WHAT NEEDS TO BE DONE: Show, in full, each line of the data that contains "milioni".

INPUT DATA:
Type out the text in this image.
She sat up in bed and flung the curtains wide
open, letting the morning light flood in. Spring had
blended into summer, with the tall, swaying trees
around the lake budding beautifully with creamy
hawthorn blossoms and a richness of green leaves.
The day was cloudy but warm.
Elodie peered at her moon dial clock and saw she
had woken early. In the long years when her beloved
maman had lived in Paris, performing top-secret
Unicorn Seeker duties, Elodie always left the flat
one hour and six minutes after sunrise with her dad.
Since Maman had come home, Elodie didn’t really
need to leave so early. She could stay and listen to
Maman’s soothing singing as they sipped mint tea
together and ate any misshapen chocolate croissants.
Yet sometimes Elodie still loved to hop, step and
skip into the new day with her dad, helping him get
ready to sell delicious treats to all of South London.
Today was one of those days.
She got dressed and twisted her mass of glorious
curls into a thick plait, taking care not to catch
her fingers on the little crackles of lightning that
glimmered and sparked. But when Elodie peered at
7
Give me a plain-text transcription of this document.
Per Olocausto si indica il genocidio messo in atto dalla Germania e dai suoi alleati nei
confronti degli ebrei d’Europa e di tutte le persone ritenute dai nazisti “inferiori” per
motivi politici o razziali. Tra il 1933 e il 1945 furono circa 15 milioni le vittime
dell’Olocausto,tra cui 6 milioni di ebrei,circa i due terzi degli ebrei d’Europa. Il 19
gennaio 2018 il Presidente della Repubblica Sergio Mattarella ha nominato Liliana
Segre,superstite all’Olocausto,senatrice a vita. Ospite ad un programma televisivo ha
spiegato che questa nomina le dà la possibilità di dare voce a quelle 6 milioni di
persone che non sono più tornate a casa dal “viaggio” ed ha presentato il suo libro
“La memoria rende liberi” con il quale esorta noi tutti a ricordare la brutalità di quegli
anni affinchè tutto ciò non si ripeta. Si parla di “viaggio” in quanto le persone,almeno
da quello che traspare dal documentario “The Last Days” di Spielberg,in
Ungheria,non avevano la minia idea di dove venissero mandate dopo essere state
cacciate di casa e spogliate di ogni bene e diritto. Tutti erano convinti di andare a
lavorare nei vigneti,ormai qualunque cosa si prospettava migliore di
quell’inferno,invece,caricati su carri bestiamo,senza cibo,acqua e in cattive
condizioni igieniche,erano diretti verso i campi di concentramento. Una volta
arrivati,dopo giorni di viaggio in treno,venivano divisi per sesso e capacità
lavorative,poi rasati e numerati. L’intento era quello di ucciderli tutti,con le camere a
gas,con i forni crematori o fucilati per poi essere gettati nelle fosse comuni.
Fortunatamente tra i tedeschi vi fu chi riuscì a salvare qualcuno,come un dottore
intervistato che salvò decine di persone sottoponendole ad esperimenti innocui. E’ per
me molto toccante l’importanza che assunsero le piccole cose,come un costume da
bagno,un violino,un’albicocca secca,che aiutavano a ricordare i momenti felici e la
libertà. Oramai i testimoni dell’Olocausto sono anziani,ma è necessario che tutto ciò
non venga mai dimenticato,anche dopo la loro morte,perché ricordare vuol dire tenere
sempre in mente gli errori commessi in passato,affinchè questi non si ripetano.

RESPONSE TO THIS EXERCISE:
motivi politici o razziali. Tra il 1933 e il 1945 furono circa 15 milioni le vittime
dell’Olocausto,tra cui 6 milioni di ebrei,circa i due terzi degli ebrei d’Europa. Il 19
spiegato che questa nomina le dà la possibilità di dare voce a quelle 6 milioni di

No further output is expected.